===== DATASET ENTRIES

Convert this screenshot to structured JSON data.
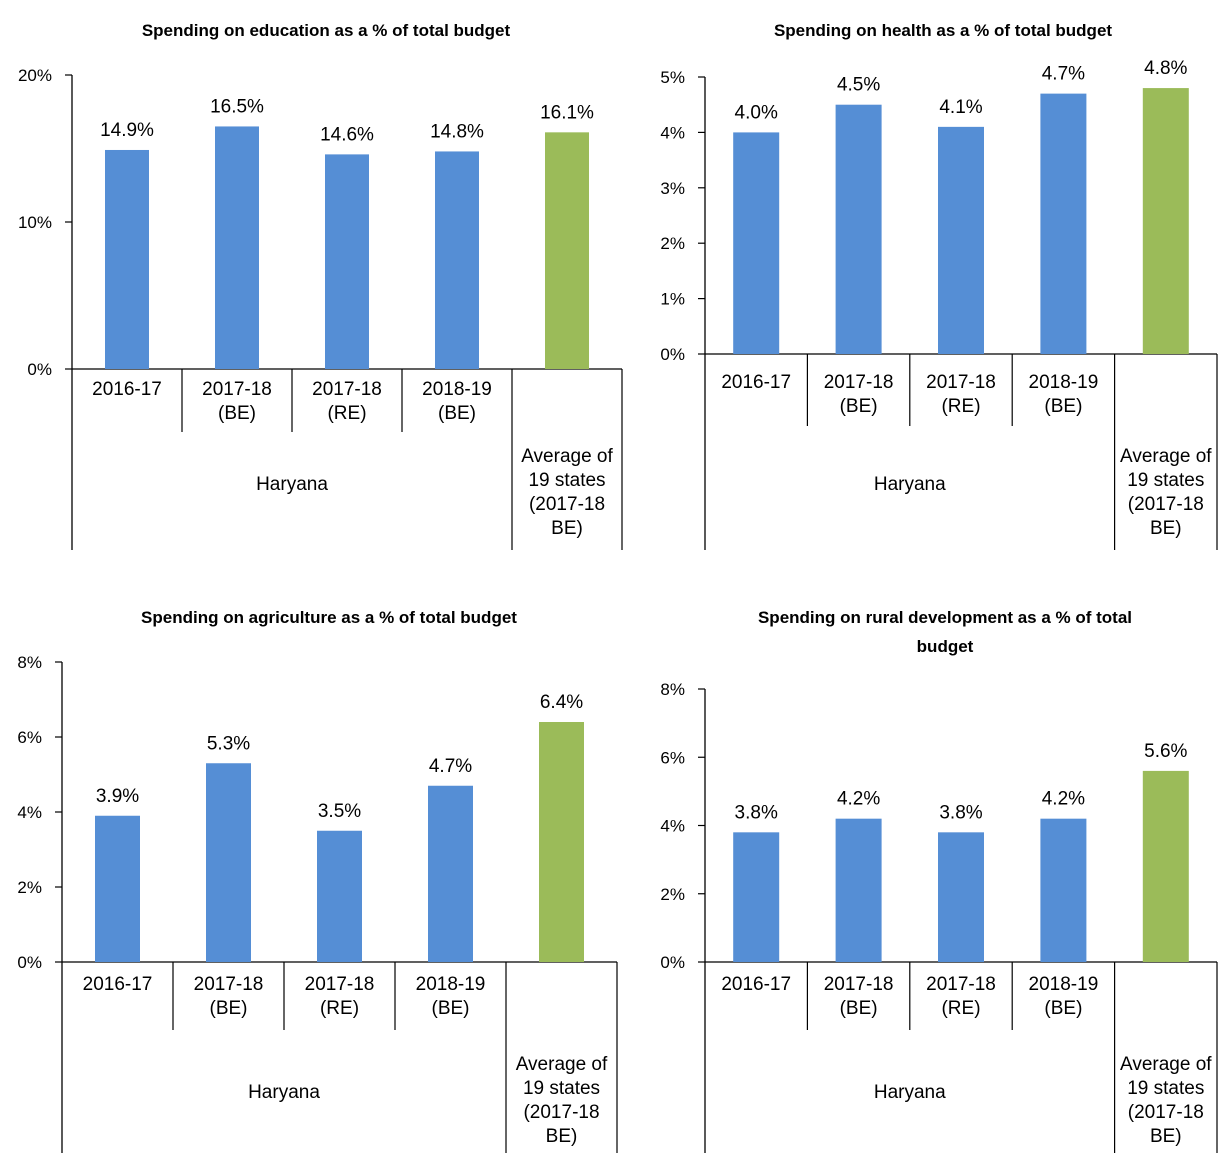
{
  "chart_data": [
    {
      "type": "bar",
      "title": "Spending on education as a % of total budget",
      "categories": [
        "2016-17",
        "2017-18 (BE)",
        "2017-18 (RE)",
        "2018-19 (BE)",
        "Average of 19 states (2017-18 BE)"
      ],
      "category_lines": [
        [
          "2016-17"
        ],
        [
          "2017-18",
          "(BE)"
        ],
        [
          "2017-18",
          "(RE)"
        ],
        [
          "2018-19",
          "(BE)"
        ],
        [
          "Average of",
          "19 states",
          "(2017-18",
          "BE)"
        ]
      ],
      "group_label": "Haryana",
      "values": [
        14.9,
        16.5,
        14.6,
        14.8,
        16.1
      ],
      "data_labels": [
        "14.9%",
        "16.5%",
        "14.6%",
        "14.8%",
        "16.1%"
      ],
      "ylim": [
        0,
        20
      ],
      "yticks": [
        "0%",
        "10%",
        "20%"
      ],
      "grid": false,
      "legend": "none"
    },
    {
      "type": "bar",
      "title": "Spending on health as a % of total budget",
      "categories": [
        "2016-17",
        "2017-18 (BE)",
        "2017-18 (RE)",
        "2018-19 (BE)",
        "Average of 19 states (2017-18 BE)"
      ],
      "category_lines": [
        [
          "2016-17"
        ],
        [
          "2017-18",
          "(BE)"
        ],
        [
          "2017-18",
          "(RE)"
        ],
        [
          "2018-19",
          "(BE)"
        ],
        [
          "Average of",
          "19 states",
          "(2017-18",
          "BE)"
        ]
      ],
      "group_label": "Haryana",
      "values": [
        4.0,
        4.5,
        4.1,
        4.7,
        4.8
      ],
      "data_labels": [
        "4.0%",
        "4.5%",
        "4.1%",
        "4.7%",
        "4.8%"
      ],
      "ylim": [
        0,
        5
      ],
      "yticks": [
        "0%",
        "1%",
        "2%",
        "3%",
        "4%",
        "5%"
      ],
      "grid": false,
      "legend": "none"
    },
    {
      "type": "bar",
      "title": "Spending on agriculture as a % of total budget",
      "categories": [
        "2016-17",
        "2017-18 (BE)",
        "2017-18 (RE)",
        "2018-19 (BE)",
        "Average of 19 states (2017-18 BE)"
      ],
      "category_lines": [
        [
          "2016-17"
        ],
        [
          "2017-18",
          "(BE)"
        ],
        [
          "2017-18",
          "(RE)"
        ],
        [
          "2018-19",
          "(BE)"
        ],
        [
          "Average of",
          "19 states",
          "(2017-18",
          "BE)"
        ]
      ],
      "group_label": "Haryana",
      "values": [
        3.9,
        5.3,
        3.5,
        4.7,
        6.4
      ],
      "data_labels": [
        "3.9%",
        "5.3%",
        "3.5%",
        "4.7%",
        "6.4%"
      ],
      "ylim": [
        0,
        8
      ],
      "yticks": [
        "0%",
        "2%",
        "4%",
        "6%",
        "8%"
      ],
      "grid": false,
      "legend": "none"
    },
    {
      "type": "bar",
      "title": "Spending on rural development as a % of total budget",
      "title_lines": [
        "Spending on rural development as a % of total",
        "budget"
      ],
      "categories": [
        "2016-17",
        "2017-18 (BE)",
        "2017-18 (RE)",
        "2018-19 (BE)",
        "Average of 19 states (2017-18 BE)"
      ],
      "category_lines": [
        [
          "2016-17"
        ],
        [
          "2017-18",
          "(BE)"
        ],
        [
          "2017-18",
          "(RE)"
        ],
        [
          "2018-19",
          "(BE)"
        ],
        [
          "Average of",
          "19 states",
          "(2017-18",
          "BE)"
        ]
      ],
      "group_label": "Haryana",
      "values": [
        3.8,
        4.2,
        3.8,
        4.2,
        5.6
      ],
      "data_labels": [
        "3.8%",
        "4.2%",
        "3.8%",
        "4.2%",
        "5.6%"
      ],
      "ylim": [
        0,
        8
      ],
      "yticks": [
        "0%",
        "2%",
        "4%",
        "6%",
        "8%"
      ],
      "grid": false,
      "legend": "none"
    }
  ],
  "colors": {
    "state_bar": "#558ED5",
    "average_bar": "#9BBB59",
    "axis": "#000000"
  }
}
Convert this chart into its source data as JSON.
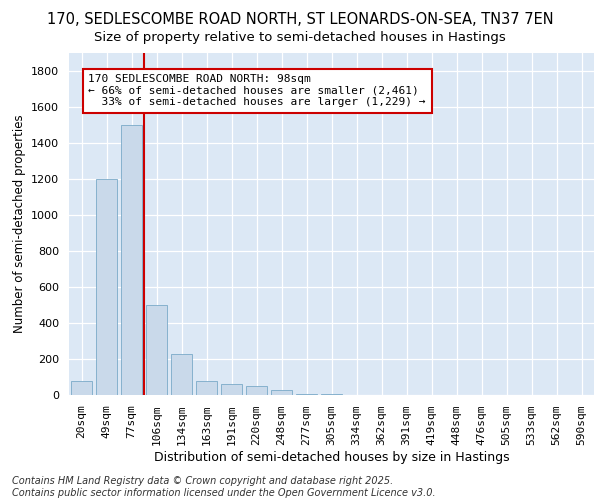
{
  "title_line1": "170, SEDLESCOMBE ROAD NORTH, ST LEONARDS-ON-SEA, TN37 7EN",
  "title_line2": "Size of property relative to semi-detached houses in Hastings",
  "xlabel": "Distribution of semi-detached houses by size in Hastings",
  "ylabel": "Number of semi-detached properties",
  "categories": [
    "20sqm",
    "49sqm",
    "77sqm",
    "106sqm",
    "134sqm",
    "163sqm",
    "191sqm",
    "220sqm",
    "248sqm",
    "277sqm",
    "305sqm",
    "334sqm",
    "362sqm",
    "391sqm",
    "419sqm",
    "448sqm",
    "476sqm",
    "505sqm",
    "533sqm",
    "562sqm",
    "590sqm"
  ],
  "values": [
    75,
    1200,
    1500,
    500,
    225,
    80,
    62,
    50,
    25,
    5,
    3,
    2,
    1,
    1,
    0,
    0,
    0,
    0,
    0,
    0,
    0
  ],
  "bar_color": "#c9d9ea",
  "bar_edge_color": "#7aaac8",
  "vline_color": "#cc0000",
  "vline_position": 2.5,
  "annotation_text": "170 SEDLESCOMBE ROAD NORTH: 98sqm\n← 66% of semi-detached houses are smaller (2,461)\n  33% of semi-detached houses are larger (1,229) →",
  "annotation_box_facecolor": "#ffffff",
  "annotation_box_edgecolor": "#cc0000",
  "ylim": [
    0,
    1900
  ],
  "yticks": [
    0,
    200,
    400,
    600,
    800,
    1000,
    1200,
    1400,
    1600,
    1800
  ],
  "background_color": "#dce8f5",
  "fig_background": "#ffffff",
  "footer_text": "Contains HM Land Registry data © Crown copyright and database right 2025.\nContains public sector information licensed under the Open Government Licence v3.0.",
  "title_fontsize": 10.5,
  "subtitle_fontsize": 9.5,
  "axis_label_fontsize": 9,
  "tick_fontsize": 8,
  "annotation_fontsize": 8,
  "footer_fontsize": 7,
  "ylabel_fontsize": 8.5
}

==========

**TASK INSTRUCTIONS:** Copy out all the records exactly, excluding pictures.

**EXERCISE OUTPUT:**
Convert this screenshot to structured JSON data.
{
  "chart_data": [
    {
      "type": "bar",
      "title": "Spending on education as a % of total budget",
      "categories": [
        "2016-17",
        "2017-18 (BE)",
        "2017-18 (RE)",
        "2018-19 (BE)",
        "Average of 19 states (2017-18 BE)"
      ],
      "category_lines": [
        [
          "2016-17"
        ],
        [
          "2017-18",
          "(BE)"
        ],
        [
          "2017-18",
          "(RE)"
        ],
        [
          "2018-19",
          "(BE)"
        ],
        [
          "Average of",
          "19 states",
          "(2017-18",
          "BE)"
        ]
      ],
      "group_label": "Haryana",
      "values": [
        14.9,
        16.5,
        14.6,
        14.8,
        16.1
      ],
      "data_labels": [
        "14.9%",
        "16.5%",
        "14.6%",
        "14.8%",
        "16.1%"
      ],
      "ylim": [
        0,
        20
      ],
      "yticks": [
        "0%",
        "10%",
        "20%"
      ],
      "grid": false,
      "legend": "none"
    },
    {
      "type": "bar",
      "title": "Spending on health as a % of total budget",
      "categories": [
        "2016-17",
        "2017-18 (BE)",
        "2017-18 (RE)",
        "2018-19 (BE)",
        "Average of 19 states (2017-18 BE)"
      ],
      "category_lines": [
        [
          "2016-17"
        ],
        [
          "2017-18",
          "(BE)"
        ],
        [
          "2017-18",
          "(RE)"
        ],
        [
          "2018-19",
          "(BE)"
        ],
        [
          "Average of",
          "19 states",
          "(2017-18",
          "BE)"
        ]
      ],
      "group_label": "Haryana",
      "values": [
        4.0,
        4.5,
        4.1,
        4.7,
        4.8
      ],
      "data_labels": [
        "4.0%",
        "4.5%",
        "4.1%",
        "4.7%",
        "4.8%"
      ],
      "ylim": [
        0,
        5
      ],
      "yticks": [
        "0%",
        "1%",
        "2%",
        "3%",
        "4%",
        "5%"
      ],
      "grid": false,
      "legend": "none"
    },
    {
      "type": "bar",
      "title": "Spending on agriculture as a % of total budget",
      "categories": [
        "2016-17",
        "2017-18 (BE)",
        "2017-18 (RE)",
        "2018-19 (BE)",
        "Average of 19 states (2017-18 BE)"
      ],
      "category_lines": [
        [
          "2016-17"
        ],
        [
          "2017-18",
          "(BE)"
        ],
        [
          "2017-18",
          "(RE)"
        ],
        [
          "2018-19",
          "(BE)"
        ],
        [
          "Average of",
          "19 states",
          "(2017-18",
          "BE)"
        ]
      ],
      "group_label": "Haryana",
      "values": [
        3.9,
        5.3,
        3.5,
        4.7,
        6.4
      ],
      "data_labels": [
        "3.9%",
        "5.3%",
        "3.5%",
        "4.7%",
        "6.4%"
      ],
      "ylim": [
        0,
        8
      ],
      "yticks": [
        "0%",
        "2%",
        "4%",
        "6%",
        "8%"
      ],
      "grid": false,
      "legend": "none"
    },
    {
      "type": "bar",
      "title": "Spending on rural development as a % of total budget",
      "title_lines": [
        "Spending on rural development as a % of total",
        "budget"
      ],
      "categories": [
        "2016-17",
        "2017-18 (BE)",
        "2017-18 (RE)",
        "2018-19 (BE)",
        "Average of 19 states (2017-18 BE)"
      ],
      "category_lines": [
        [
          "2016-17"
        ],
        [
          "2017-18",
          "(BE)"
        ],
        [
          "2017-18",
          "(RE)"
        ],
        [
          "2018-19",
          "(BE)"
        ],
        [
          "Average of",
          "19 states",
          "(2017-18",
          "BE)"
        ]
      ],
      "group_label": "Haryana",
      "values": [
        3.8,
        4.2,
        3.8,
        4.2,
        5.6
      ],
      "data_labels": [
        "3.8%",
        "4.2%",
        "3.8%",
        "4.2%",
        "5.6%"
      ],
      "ylim": [
        0,
        8
      ],
      "yticks": [
        "0%",
        "2%",
        "4%",
        "6%",
        "8%"
      ],
      "grid": false,
      "legend": "none"
    }
  ],
  "colors": {
    "state_bar": "#558ED5",
    "average_bar": "#9BBB59",
    "axis": "#000000"
  }
}
Convert this chart into its source data as JSON.
{
  "title_line1": "170, SEDLESCOMBE ROAD NORTH, ST LEONARDS-ON-SEA, TN37 7EN",
  "title_line2": "Size of property relative to semi-detached houses in Hastings",
  "xlabel": "Distribution of semi-detached houses by size in Hastings",
  "ylabel": "Number of semi-detached properties",
  "categories": [
    "20sqm",
    "49sqm",
    "77sqm",
    "106sqm",
    "134sqm",
    "163sqm",
    "191sqm",
    "220sqm",
    "248sqm",
    "277sqm",
    "305sqm",
    "334sqm",
    "362sqm",
    "391sqm",
    "419sqm",
    "448sqm",
    "476sqm",
    "505sqm",
    "533sqm",
    "562sqm",
    "590sqm"
  ],
  "values": [
    75,
    1200,
    1500,
    500,
    225,
    80,
    62,
    50,
    25,
    5,
    3,
    2,
    1,
    1,
    0,
    0,
    0,
    0,
    0,
    0,
    0
  ],
  "bar_color": "#c9d9ea",
  "bar_edge_color": "#7aaac8",
  "vline_color": "#cc0000",
  "vline_position": 2.5,
  "annotation_text": "170 SEDLESCOMBE ROAD NORTH: 98sqm\n← 66% of semi-detached houses are smaller (2,461)\n  33% of semi-detached houses are larger (1,229) →",
  "annotation_box_facecolor": "#ffffff",
  "annotation_box_edgecolor": "#cc0000",
  "ylim": [
    0,
    1900
  ],
  "yticks": [
    0,
    200,
    400,
    600,
    800,
    1000,
    1200,
    1400,
    1600,
    1800
  ],
  "background_color": "#dce8f5",
  "fig_background": "#ffffff",
  "footer_text": "Contains HM Land Registry data © Crown copyright and database right 2025.\nContains public sector information licensed under the Open Government Licence v3.0.",
  "title_fontsize": 10.5,
  "subtitle_fontsize": 9.5,
  "axis_label_fontsize": 9,
  "tick_fontsize": 8,
  "annotation_fontsize": 8,
  "footer_fontsize": 7,
  "ylabel_fontsize": 8.5
}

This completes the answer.